Instructions for the task:
Rewrite the records from the line with "y0, x1, y1]." through the line with "section-letter: A: [18, 263, 28, 279]" as a numbered list, including both of those lines and leaving out any blank lines.

Data entries:
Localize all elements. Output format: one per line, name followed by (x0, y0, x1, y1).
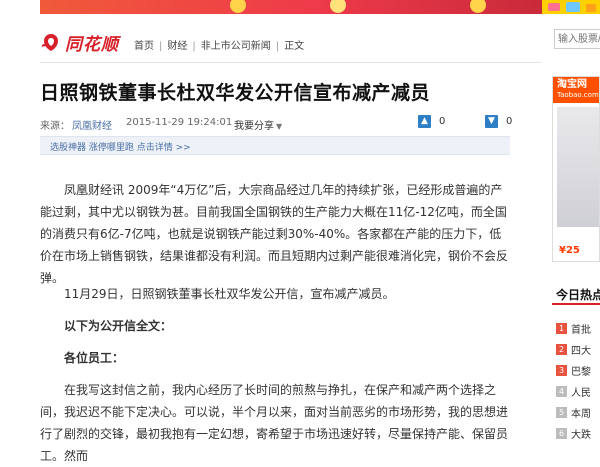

...

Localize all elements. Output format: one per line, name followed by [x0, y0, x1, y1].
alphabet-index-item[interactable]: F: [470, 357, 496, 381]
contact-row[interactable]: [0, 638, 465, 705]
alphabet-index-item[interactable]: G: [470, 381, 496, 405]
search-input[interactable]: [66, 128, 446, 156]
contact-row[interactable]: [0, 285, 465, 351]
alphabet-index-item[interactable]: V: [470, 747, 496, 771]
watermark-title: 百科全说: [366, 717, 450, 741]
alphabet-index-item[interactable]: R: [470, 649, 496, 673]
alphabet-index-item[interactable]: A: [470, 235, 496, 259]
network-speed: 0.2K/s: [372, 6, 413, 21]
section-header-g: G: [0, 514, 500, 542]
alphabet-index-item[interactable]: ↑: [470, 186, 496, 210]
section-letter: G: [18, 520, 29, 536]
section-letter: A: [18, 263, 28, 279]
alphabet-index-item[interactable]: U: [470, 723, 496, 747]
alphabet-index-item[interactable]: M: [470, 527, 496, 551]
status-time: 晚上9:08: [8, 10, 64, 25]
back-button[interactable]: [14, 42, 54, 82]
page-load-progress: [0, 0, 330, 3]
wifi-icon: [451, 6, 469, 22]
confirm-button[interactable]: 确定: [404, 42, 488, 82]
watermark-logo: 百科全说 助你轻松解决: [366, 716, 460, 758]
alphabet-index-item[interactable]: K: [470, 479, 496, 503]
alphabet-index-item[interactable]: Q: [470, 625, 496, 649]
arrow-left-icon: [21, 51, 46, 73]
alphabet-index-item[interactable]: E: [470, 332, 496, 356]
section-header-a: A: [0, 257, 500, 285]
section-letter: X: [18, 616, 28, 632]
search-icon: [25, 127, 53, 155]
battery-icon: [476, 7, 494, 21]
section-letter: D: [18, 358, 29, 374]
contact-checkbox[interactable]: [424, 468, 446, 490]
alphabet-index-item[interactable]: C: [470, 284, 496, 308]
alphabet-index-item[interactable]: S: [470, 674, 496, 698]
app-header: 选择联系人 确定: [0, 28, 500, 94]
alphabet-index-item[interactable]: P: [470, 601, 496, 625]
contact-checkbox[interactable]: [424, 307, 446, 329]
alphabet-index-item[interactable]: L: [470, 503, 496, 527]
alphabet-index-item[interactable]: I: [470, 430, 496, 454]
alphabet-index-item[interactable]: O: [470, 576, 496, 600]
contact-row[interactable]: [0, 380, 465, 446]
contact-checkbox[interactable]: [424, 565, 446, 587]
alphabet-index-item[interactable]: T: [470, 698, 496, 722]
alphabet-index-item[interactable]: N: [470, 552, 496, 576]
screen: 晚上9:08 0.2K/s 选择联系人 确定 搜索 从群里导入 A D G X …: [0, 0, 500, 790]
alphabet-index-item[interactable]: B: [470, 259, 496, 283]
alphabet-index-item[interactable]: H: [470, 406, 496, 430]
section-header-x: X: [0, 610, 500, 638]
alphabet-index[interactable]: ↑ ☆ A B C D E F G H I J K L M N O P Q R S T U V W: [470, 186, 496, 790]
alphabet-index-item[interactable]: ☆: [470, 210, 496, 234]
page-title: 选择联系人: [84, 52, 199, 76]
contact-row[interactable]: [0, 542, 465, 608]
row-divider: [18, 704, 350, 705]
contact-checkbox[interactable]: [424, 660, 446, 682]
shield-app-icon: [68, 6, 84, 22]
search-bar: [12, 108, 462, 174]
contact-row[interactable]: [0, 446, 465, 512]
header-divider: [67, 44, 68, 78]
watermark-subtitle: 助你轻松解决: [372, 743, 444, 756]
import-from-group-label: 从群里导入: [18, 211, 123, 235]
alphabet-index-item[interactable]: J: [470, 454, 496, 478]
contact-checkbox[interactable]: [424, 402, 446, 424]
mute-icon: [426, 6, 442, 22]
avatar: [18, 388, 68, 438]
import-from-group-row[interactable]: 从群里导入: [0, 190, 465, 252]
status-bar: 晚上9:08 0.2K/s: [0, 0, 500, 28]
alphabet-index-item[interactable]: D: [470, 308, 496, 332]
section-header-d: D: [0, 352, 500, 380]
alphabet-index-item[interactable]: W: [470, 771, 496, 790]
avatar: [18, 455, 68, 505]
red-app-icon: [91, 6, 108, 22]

--

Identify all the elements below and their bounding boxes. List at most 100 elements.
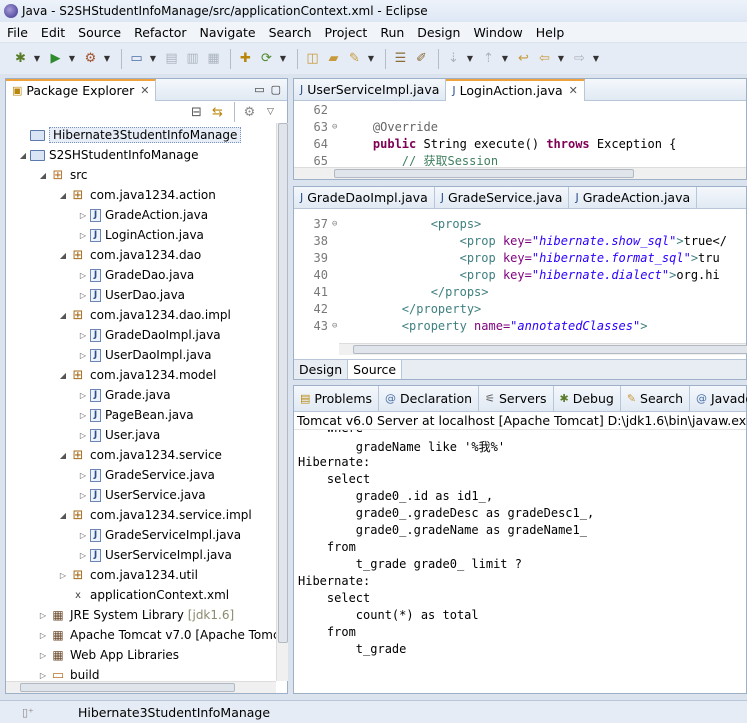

Written answer:
1. Localize all elements. Output format: one per line, name followed by [x0, y0, x1, y1].
2. alphabet-index-item[interactable]: F: [470, 357, 496, 381]
3. contact-row[interactable]: [0, 638, 465, 705]
4. alphabet-index-item[interactable]: G: [470, 381, 496, 405]
5. search-input[interactable]: [66, 128, 446, 156]
6. contact-row[interactable]: [0, 285, 465, 351]
7. alphabet-index-item[interactable]: V: [470, 747, 496, 771]
8. watermark-title: 百科全说: [366, 717, 450, 741]
9. alphabet-index-item[interactable]: R: [470, 649, 496, 673]
10. alphabet-index-item[interactable]: A: [470, 235, 496, 259]
11. network-speed: 0.2K/s: [372, 6, 413, 21]
12. section-header-g: G: [0, 514, 500, 542]
13. alphabet-index-item[interactable]: ↑: [470, 186, 496, 210]
14. section-letter: G: [18, 520, 29, 536]
15. section-letter: A: [18, 263, 28, 279]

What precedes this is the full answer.